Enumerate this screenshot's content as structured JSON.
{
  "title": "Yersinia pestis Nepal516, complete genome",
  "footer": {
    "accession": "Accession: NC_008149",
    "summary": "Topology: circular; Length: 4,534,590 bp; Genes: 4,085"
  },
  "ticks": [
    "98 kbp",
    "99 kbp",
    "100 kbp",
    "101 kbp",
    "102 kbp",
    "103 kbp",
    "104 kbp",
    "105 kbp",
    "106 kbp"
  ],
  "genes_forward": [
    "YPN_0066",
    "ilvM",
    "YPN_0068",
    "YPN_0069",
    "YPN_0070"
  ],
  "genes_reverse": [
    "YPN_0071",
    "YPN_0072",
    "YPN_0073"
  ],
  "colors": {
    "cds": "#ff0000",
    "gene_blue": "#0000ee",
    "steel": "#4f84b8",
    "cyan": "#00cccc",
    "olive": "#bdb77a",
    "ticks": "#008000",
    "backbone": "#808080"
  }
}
##############################
Exercise:
What's wanted is each line above, transcribed with nothing altered.

Your solution:
Enumerate this screenshot's content as structured JSON.
{
  "title": "Yersinia pestis Nepal516, complete genome",
  "footer": {
    "accession": "Accession: NC_008149",
    "summary": "Topology: circular; Length: 4,534,590 bp; Genes: 4,085"
  },
  "ticks": [
    "98 kbp",
    "99 kbp",
    "100 kbp",
    "101 kbp",
    "102 kbp",
    "103 kbp",
    "104 kbp",
    "105 kbp",
    "106 kbp"
  ],
  "genes_forward": [
    "YPN_0066",
    "ilvM",
    "YPN_0068",
    "YPN_0069",
    "YPN_0070"
  ],
  "genes_reverse": [
    "YPN_0071",
    "YPN_0072",
    "YPN_0073"
  ],
  "colors": {
    "cds": "#ff0000",
    "gene_blue": "#0000ee",
    "steel": "#4f84b8",
    "cyan": "#00cccc",
    "olive": "#bdb77a",
    "ticks": "#008000",
    "backbone": "#808080"
  }
}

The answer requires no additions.